- **Requirement**
Print the listing in its entirety and exactly, leaving out images.

═════ Working data ═════

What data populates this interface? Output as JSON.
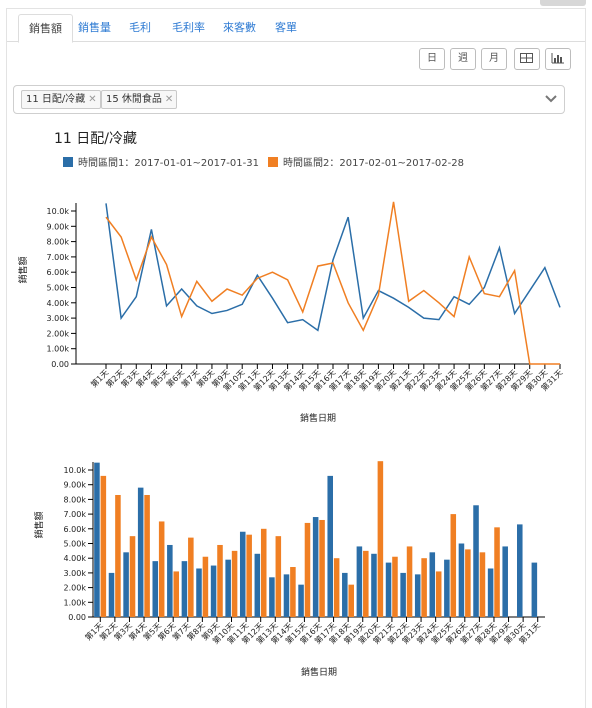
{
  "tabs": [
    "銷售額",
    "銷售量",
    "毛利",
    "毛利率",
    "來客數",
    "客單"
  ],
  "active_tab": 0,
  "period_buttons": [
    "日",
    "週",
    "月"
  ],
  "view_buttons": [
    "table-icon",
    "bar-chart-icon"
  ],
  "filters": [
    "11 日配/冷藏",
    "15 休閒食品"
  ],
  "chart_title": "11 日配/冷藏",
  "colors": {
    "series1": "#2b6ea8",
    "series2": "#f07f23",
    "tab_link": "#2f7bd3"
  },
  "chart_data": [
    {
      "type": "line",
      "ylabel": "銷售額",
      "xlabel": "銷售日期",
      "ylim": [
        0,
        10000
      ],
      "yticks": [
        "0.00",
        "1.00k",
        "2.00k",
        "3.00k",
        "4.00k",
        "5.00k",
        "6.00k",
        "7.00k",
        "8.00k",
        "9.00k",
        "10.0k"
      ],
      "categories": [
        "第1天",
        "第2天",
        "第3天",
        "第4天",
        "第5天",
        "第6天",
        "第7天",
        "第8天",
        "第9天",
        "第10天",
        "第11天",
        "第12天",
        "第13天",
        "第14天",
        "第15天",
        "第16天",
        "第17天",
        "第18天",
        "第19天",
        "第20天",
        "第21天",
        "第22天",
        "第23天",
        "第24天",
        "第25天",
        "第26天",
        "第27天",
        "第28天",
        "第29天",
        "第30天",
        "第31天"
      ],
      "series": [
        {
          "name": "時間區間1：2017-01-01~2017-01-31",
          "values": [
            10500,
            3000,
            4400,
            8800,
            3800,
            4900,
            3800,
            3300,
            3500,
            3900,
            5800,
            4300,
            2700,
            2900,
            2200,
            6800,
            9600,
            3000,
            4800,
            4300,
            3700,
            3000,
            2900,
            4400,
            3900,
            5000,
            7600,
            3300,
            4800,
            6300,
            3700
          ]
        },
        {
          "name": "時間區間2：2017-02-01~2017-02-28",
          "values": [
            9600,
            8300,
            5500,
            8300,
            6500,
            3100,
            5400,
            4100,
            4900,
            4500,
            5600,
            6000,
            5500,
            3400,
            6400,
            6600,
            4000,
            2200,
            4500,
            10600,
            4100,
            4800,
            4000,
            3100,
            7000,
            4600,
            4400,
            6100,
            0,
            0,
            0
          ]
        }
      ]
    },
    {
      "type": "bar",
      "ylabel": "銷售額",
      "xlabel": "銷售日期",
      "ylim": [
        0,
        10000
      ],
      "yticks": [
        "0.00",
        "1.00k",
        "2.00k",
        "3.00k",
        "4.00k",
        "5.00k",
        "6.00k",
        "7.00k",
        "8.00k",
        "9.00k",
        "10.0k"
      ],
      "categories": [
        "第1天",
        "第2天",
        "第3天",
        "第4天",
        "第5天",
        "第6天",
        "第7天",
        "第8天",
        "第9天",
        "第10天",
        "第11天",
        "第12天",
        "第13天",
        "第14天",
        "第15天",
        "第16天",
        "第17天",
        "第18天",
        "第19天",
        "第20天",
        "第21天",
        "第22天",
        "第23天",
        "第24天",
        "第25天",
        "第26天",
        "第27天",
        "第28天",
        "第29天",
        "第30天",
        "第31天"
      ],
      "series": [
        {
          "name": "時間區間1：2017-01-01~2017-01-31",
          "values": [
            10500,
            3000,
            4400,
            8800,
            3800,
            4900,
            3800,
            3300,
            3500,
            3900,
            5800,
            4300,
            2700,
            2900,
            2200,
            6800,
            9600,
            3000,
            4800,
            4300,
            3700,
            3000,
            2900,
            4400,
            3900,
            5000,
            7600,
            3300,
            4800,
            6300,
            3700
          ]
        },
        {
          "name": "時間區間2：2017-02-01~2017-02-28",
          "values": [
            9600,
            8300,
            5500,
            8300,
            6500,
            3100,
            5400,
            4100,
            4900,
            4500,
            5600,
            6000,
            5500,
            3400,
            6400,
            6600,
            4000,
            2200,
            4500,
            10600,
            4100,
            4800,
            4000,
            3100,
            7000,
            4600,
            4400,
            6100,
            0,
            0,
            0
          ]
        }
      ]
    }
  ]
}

═════

- **Response below**
What data populates this interface? Output as JSON.
{
  "tabs": [
    "銷售額",
    "銷售量",
    "毛利",
    "毛利率",
    "來客數",
    "客單"
  ],
  "active_tab": 0,
  "period_buttons": [
    "日",
    "週",
    "月"
  ],
  "view_buttons": [
    "table-icon",
    "bar-chart-icon"
  ],
  "filters": [
    "11 日配/冷藏",
    "15 休閒食品"
  ],
  "chart_title": "11 日配/冷藏",
  "colors": {
    "series1": "#2b6ea8",
    "series2": "#f07f23",
    "tab_link": "#2f7bd3"
  },
  "chart_data": [
    {
      "type": "line",
      "ylabel": "銷售額",
      "xlabel": "銷售日期",
      "ylim": [
        0,
        10000
      ],
      "yticks": [
        "0.00",
        "1.00k",
        "2.00k",
        "3.00k",
        "4.00k",
        "5.00k",
        "6.00k",
        "7.00k",
        "8.00k",
        "9.00k",
        "10.0k"
      ],
      "categories": [
        "第1天",
        "第2天",
        "第3天",
        "第4天",
        "第5天",
        "第6天",
        "第7天",
        "第8天",
        "第9天",
        "第10天",
        "第11天",
        "第12天",
        "第13天",
        "第14天",
        "第15天",
        "第16天",
        "第17天",
        "第18天",
        "第19天",
        "第20天",
        "第21天",
        "第22天",
        "第23天",
        "第24天",
        "第25天",
        "第26天",
        "第27天",
        "第28天",
        "第29天",
        "第30天",
        "第31天"
      ],
      "series": [
        {
          "name": "時間區間1：2017-01-01~2017-01-31",
          "values": [
            10500,
            3000,
            4400,
            8800,
            3800,
            4900,
            3800,
            3300,
            3500,
            3900,
            5800,
            4300,
            2700,
            2900,
            2200,
            6800,
            9600,
            3000,
            4800,
            4300,
            3700,
            3000,
            2900,
            4400,
            3900,
            5000,
            7600,
            3300,
            4800,
            6300,
            3700
          ]
        },
        {
          "name": "時間區間2：2017-02-01~2017-02-28",
          "values": [
            9600,
            8300,
            5500,
            8300,
            6500,
            3100,
            5400,
            4100,
            4900,
            4500,
            5600,
            6000,
            5500,
            3400,
            6400,
            6600,
            4000,
            2200,
            4500,
            10600,
            4100,
            4800,
            4000,
            3100,
            7000,
            4600,
            4400,
            6100,
            0,
            0,
            0
          ]
        }
      ]
    },
    {
      "type": "bar",
      "ylabel": "銷售額",
      "xlabel": "銷售日期",
      "ylim": [
        0,
        10000
      ],
      "yticks": [
        "0.00",
        "1.00k",
        "2.00k",
        "3.00k",
        "4.00k",
        "5.00k",
        "6.00k",
        "7.00k",
        "8.00k",
        "9.00k",
        "10.0k"
      ],
      "categories": [
        "第1天",
        "第2天",
        "第3天",
        "第4天",
        "第5天",
        "第6天",
        "第7天",
        "第8天",
        "第9天",
        "第10天",
        "第11天",
        "第12天",
        "第13天",
        "第14天",
        "第15天",
        "第16天",
        "第17天",
        "第18天",
        "第19天",
        "第20天",
        "第21天",
        "第22天",
        "第23天",
        "第24天",
        "第25天",
        "第26天",
        "第27天",
        "第28天",
        "第29天",
        "第30天",
        "第31天"
      ],
      "series": [
        {
          "name": "時間區間1：2017-01-01~2017-01-31",
          "values": [
            10500,
            3000,
            4400,
            8800,
            3800,
            4900,
            3800,
            3300,
            3500,
            3900,
            5800,
            4300,
            2700,
            2900,
            2200,
            6800,
            9600,
            3000,
            4800,
            4300,
            3700,
            3000,
            2900,
            4400,
            3900,
            5000,
            7600,
            3300,
            4800,
            6300,
            3700
          ]
        },
        {
          "name": "時間區間2：2017-02-01~2017-02-28",
          "values": [
            9600,
            8300,
            5500,
            8300,
            6500,
            3100,
            5400,
            4100,
            4900,
            4500,
            5600,
            6000,
            5500,
            3400,
            6400,
            6600,
            4000,
            2200,
            4500,
            10600,
            4100,
            4800,
            4000,
            3100,
            7000,
            4600,
            4400,
            6100,
            0,
            0,
            0
          ]
        }
      ]
    }
  ]
}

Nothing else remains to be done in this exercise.